**DATASET RECORDS:**
☆ ☆ ☆

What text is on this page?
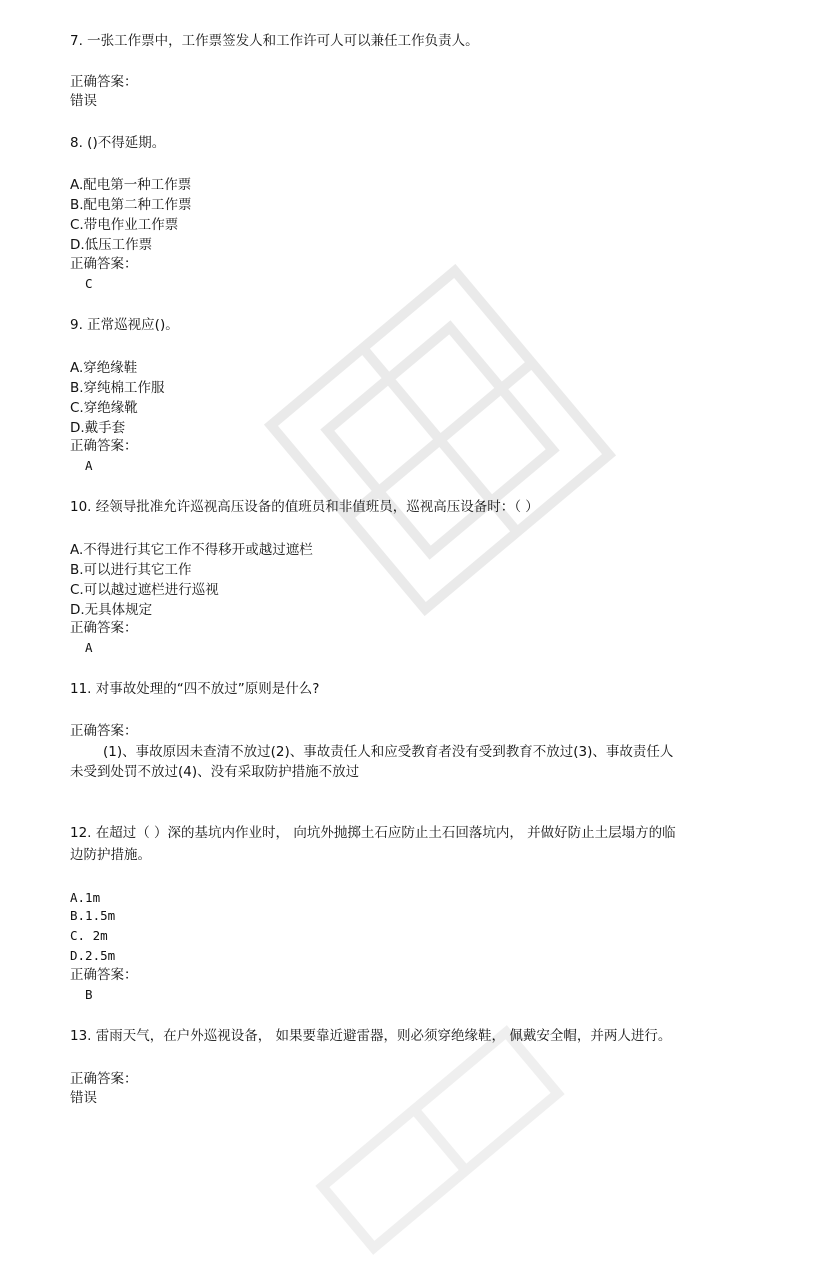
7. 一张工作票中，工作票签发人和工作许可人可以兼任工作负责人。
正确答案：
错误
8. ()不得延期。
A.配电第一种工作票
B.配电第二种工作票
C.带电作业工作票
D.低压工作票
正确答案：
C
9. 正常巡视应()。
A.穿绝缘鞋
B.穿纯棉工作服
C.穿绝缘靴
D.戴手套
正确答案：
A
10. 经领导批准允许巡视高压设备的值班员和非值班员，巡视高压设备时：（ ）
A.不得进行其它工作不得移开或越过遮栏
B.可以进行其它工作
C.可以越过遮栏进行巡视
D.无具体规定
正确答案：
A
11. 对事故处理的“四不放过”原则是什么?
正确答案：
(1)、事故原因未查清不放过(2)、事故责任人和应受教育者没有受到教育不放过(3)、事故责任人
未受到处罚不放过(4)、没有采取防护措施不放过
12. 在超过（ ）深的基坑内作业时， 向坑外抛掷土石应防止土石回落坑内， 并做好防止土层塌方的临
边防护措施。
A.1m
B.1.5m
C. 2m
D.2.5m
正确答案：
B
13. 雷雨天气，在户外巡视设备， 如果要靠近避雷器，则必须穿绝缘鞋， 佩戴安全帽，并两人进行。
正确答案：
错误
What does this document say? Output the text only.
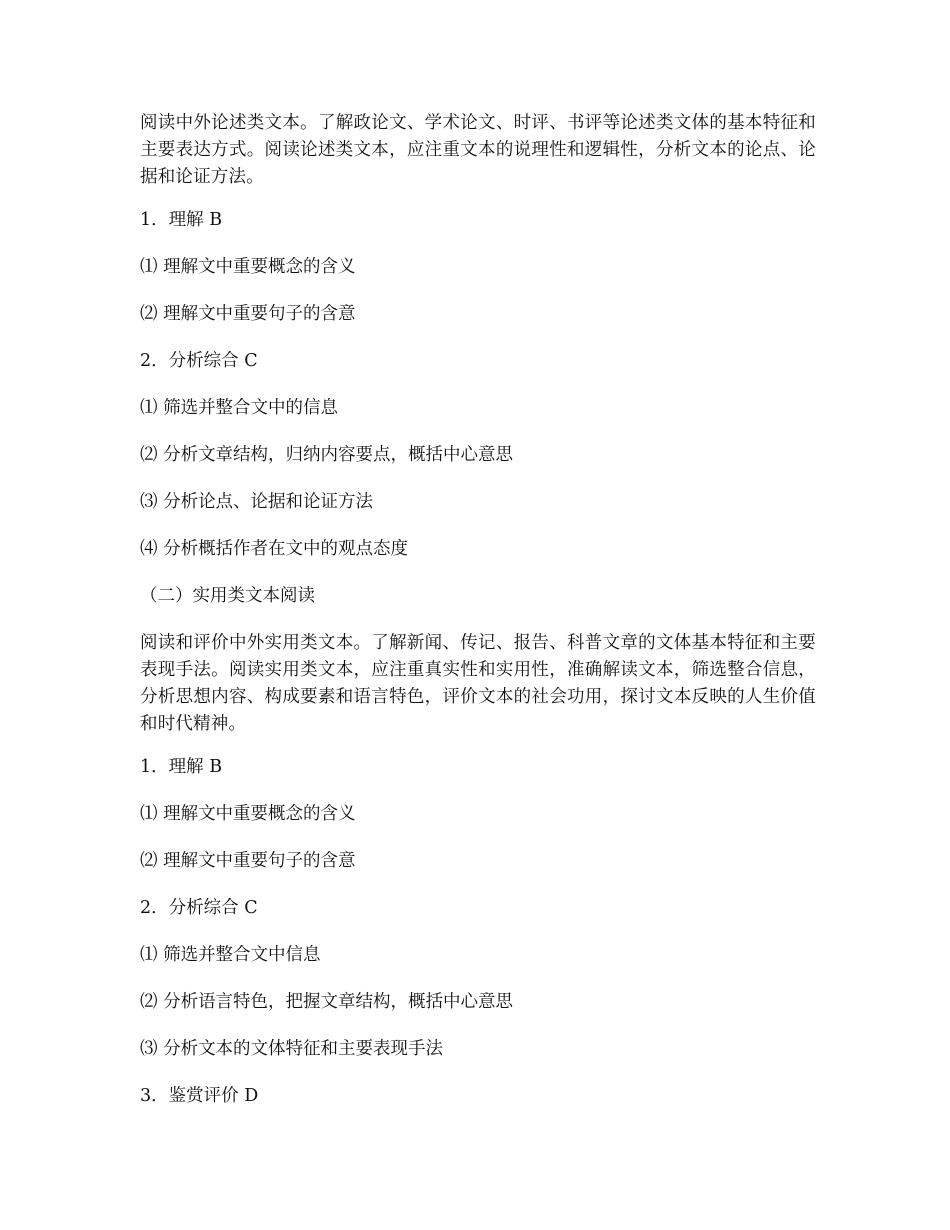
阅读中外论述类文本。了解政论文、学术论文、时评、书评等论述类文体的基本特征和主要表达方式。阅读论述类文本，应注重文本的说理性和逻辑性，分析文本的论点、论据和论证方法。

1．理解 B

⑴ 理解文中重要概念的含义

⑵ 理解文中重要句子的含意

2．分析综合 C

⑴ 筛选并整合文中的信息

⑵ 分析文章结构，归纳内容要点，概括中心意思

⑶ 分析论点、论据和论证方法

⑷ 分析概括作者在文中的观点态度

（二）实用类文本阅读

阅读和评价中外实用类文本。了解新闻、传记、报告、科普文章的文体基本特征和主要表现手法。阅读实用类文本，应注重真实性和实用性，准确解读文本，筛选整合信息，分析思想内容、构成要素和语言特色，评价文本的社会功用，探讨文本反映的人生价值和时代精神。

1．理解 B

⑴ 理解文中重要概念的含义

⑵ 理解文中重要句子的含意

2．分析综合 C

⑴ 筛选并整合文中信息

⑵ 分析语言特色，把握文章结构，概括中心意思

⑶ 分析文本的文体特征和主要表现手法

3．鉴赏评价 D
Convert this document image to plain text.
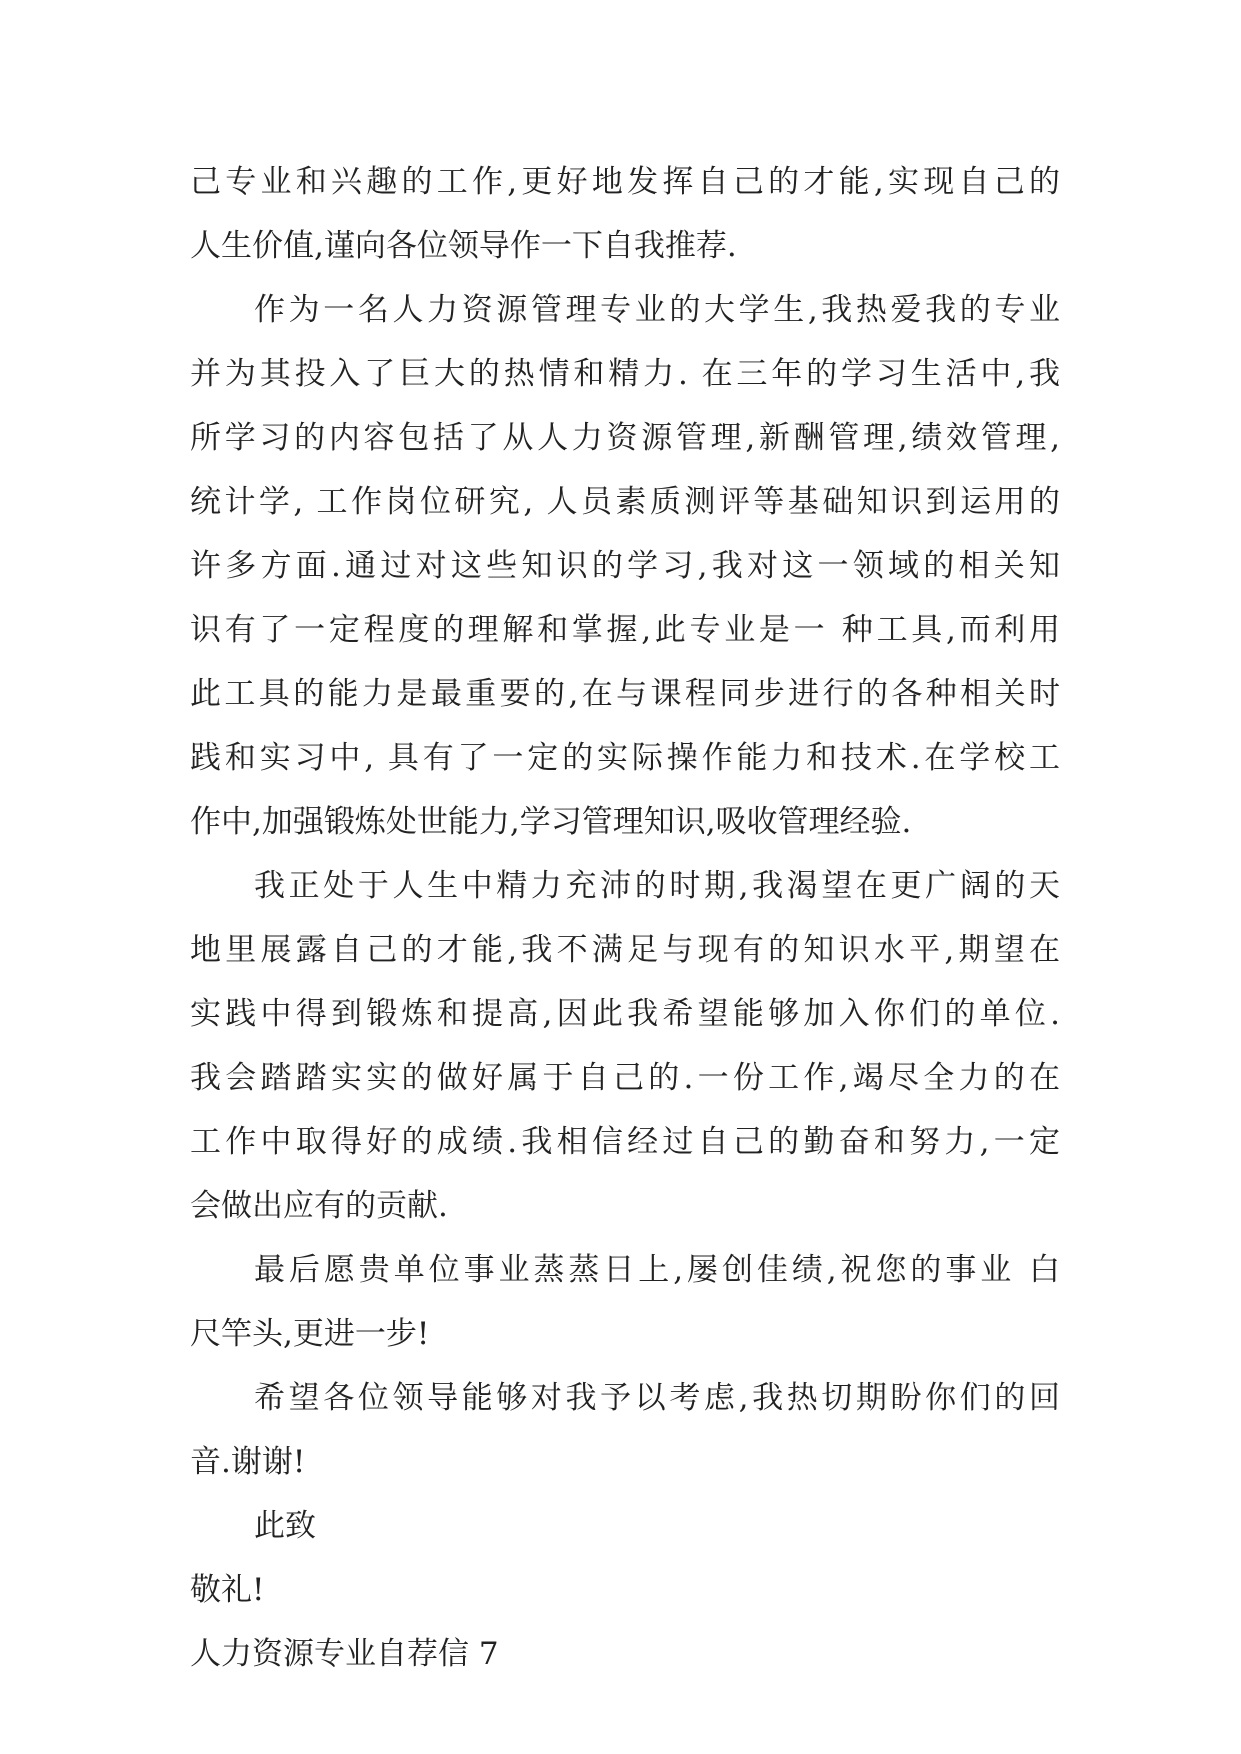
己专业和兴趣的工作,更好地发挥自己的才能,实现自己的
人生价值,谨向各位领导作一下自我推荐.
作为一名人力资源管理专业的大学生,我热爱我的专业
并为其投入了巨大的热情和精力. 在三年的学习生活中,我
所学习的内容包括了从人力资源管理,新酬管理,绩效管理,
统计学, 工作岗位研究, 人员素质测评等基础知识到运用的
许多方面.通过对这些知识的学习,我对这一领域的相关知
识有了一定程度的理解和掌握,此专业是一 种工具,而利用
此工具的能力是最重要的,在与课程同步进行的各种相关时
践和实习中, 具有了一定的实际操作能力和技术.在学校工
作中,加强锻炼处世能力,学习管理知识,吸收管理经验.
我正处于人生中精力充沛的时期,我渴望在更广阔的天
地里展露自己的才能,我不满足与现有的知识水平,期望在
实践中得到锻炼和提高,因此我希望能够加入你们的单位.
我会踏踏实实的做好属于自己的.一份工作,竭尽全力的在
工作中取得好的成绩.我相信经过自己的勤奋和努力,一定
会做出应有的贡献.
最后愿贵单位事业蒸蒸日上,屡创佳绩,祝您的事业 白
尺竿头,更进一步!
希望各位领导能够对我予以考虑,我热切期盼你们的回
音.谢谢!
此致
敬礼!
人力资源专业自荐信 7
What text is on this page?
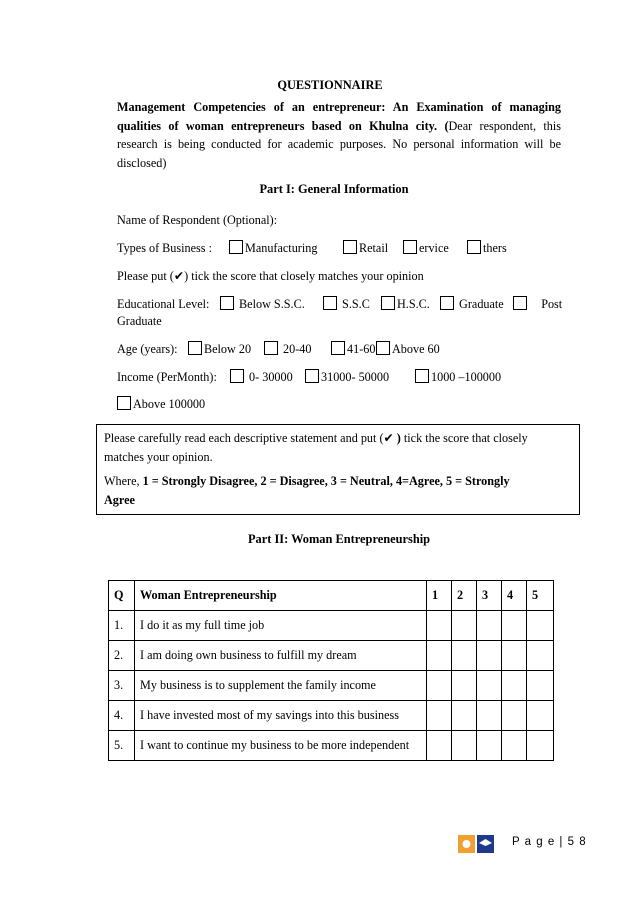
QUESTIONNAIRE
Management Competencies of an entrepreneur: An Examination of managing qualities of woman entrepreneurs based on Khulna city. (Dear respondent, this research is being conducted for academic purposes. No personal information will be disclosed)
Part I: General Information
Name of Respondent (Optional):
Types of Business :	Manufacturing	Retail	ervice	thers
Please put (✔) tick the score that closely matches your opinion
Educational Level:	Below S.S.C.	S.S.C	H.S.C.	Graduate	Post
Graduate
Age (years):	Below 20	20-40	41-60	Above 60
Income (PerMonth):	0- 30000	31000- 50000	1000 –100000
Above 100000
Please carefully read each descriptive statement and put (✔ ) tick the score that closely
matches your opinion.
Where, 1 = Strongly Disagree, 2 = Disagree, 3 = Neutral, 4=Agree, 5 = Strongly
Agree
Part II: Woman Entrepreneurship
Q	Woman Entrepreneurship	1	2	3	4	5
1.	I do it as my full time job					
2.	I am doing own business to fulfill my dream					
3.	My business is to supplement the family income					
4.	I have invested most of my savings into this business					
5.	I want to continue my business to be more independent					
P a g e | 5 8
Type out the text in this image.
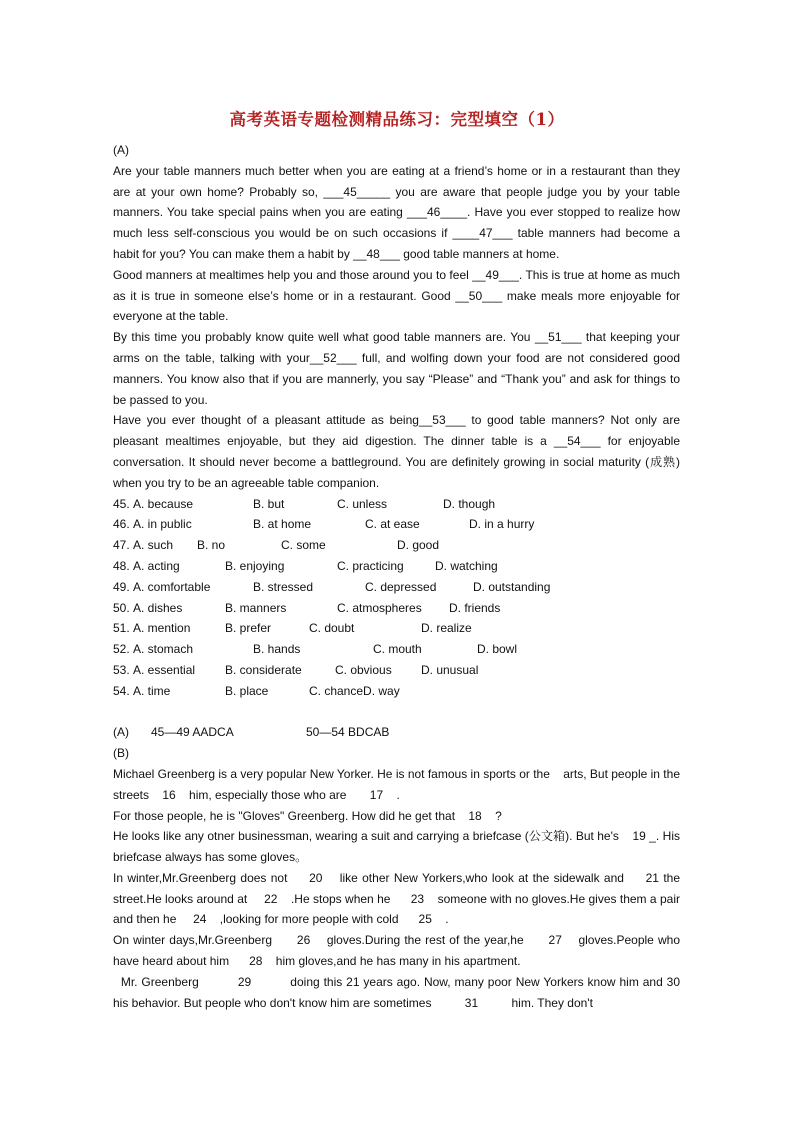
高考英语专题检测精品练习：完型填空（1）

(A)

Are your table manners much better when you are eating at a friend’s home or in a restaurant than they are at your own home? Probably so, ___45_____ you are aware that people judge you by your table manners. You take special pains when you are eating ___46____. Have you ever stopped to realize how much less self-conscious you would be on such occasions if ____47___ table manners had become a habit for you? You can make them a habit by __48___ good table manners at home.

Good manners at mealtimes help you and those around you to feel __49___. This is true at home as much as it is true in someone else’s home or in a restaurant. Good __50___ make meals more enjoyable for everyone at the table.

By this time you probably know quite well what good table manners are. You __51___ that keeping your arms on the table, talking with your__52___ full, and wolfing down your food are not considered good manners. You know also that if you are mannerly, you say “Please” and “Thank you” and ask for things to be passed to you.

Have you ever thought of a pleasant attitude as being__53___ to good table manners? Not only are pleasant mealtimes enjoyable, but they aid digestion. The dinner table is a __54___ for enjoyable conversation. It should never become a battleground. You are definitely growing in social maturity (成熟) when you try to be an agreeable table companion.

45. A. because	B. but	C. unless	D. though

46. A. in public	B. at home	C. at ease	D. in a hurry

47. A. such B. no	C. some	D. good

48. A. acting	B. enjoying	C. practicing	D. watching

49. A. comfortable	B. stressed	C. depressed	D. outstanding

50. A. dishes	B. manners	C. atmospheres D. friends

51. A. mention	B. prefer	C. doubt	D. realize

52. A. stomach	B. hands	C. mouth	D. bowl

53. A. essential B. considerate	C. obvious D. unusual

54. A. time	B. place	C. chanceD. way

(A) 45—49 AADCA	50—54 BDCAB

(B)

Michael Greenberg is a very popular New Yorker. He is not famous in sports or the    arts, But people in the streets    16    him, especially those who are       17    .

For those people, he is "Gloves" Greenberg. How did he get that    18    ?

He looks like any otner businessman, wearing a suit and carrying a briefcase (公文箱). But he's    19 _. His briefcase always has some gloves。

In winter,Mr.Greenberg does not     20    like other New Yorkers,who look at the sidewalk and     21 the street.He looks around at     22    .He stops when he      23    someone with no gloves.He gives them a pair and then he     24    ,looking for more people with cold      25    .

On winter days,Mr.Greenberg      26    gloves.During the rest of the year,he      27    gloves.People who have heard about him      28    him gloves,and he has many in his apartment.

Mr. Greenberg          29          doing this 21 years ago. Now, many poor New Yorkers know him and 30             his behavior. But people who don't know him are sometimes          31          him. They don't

☆ ☆ ☆

**OBJECTIVE:** Look through the entries above and list every line containing "more".

**CORRECT OUTPUT:**
5.	I want to continue my business to be more independent					
Good manners at mealtimes help you and those around you to feel __49___. This is true at home as much as it is true in someone else’s home or in a restaurant. Good __50___ make meals more enjoyable for everyone at the table.
In winter,Mr.Greenberg does not     20    like other New Yorkers,who look at the sidewalk and     21 the street.He looks around at     22    .He stops when he      23    someone with no gloves.He gives them a pair and then he     24    ,looking for more people with cold      25    .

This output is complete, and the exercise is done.